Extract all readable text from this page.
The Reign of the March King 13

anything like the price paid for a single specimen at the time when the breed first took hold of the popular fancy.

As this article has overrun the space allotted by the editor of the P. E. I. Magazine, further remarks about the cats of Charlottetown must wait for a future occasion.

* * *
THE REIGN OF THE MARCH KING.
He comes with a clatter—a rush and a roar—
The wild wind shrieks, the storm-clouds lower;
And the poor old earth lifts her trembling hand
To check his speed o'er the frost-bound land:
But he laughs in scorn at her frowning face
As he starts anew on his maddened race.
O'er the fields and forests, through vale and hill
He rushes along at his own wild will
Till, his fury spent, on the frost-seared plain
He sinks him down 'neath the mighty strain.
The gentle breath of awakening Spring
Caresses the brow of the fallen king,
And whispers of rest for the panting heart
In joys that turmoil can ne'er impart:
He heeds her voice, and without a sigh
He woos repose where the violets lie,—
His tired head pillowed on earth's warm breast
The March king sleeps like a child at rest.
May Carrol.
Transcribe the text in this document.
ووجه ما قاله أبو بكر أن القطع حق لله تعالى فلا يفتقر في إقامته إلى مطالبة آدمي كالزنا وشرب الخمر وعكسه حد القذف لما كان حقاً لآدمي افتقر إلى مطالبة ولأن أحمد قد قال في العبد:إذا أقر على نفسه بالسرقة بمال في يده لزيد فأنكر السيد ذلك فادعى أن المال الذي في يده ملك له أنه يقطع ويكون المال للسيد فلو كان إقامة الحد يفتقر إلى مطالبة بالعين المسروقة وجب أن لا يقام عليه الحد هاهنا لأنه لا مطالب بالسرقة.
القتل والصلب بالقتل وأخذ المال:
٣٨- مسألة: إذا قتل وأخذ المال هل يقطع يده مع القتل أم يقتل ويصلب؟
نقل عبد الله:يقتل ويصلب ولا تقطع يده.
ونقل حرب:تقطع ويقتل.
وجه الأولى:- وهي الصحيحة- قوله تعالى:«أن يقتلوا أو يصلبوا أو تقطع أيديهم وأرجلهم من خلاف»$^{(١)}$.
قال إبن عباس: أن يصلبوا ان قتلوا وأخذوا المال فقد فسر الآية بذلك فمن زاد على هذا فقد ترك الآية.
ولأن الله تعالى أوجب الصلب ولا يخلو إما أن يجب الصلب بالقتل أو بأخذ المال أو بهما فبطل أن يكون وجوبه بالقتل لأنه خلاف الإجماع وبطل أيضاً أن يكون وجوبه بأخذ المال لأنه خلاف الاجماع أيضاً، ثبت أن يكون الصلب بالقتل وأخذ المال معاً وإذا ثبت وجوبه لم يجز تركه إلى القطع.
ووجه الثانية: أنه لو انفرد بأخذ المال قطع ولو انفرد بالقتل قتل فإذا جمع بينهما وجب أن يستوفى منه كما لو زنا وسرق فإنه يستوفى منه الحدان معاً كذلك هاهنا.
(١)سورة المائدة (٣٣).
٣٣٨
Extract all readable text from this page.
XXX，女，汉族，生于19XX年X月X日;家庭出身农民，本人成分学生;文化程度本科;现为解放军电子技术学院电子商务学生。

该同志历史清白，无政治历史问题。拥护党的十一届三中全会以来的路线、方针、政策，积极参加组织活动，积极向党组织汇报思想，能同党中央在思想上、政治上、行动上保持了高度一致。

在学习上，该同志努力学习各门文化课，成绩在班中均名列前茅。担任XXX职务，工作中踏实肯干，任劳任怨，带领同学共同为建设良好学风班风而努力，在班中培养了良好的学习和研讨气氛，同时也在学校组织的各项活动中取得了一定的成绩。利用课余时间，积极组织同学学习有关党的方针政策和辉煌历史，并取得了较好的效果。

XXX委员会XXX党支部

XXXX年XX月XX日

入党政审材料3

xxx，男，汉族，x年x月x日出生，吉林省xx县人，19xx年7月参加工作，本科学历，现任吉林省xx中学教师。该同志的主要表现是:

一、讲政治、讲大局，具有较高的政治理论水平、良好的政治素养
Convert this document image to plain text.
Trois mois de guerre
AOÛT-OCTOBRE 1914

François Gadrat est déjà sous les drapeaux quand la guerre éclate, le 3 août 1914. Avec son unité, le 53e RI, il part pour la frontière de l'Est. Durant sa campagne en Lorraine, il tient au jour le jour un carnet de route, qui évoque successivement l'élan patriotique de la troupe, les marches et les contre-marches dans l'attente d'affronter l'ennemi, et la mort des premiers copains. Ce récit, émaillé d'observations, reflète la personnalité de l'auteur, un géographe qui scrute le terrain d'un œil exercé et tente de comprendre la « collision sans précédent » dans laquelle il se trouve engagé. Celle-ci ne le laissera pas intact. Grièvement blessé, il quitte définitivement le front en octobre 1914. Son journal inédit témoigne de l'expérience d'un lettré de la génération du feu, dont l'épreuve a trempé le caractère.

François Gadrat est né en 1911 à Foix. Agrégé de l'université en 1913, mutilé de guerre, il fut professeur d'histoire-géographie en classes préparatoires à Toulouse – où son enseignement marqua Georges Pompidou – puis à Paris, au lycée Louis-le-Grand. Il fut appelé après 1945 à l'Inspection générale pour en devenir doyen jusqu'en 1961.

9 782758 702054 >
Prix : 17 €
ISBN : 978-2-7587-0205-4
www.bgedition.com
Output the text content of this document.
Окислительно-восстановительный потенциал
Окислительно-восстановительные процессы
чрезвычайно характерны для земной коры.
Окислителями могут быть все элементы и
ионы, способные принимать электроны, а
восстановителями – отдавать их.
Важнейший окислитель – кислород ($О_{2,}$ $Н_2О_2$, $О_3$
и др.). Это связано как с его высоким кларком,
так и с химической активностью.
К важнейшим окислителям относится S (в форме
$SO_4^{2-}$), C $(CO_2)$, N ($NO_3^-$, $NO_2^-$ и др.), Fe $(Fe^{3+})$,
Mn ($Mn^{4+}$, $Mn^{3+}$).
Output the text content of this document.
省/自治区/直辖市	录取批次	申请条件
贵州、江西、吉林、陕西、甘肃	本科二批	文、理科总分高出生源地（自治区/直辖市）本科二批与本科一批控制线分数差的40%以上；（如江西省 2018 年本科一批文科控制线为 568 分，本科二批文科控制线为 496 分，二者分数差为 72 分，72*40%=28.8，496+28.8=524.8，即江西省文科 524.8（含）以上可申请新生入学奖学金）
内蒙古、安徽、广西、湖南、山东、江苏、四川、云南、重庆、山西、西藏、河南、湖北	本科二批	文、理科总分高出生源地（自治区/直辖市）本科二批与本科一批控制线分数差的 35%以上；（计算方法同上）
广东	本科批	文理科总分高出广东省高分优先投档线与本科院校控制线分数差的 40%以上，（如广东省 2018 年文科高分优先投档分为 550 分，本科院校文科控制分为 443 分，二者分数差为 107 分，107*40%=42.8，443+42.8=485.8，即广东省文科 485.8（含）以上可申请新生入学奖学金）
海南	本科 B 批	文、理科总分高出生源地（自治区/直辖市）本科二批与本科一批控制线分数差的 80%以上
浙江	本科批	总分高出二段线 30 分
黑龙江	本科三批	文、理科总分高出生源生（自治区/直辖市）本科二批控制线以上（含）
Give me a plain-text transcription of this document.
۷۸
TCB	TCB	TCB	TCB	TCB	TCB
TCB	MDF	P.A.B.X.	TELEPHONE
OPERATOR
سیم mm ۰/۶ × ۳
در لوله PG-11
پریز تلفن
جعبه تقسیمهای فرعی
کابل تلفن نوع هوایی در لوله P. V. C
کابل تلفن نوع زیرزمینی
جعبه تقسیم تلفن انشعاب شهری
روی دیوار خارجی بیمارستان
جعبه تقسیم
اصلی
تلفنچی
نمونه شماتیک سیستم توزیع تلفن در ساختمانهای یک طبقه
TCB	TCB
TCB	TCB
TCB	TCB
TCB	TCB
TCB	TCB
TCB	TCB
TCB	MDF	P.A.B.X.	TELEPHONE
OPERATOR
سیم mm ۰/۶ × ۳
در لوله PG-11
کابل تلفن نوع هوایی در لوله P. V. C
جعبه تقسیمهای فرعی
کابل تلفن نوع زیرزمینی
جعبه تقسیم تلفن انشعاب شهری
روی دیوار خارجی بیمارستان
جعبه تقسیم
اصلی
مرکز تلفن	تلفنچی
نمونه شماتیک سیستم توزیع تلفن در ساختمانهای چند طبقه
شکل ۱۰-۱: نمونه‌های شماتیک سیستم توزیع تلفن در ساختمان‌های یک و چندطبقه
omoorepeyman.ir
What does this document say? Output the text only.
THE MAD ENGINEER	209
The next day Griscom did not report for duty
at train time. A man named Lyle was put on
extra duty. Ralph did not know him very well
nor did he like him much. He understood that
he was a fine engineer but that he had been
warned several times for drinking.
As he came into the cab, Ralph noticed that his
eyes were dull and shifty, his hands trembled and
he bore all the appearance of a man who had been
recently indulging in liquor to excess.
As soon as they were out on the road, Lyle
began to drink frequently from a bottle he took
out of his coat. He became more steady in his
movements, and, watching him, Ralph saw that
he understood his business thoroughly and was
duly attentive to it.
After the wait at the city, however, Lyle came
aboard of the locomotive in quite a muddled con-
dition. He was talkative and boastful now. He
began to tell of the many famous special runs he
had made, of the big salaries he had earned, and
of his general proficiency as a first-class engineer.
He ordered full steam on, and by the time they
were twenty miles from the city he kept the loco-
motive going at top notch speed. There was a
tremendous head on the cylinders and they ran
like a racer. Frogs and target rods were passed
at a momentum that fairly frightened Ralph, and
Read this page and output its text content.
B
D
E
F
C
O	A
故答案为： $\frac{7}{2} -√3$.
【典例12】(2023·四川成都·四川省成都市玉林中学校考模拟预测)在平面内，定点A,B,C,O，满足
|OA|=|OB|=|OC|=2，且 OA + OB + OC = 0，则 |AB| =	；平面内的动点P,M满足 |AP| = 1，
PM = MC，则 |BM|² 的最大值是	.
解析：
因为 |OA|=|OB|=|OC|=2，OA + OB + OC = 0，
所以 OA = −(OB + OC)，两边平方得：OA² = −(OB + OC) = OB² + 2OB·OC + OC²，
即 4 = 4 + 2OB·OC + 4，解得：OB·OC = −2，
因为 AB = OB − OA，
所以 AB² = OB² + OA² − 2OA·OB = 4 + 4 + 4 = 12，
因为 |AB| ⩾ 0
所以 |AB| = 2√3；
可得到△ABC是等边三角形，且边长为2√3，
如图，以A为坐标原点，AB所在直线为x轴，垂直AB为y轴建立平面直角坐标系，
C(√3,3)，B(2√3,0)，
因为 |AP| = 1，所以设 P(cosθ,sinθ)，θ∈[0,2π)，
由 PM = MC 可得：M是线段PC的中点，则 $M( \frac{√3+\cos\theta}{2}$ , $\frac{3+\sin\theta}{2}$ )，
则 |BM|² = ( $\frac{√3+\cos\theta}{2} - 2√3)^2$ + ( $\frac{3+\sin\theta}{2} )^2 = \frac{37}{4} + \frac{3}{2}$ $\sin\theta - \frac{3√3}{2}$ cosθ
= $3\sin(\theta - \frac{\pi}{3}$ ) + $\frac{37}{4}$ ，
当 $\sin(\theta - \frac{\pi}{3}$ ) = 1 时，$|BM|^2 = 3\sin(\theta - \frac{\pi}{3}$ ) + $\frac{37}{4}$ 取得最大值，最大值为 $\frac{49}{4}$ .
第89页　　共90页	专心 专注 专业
· · · ·
## [TASK TO CARRY OUT]
Find the string "Lyle" in the entries above and return each line that holds it.

## [EXERCISE OUTPUT]
at train time. A man named Lyle was put on
As soon as they were out on the road, Lyle
After the wait at the city, however, Lyle came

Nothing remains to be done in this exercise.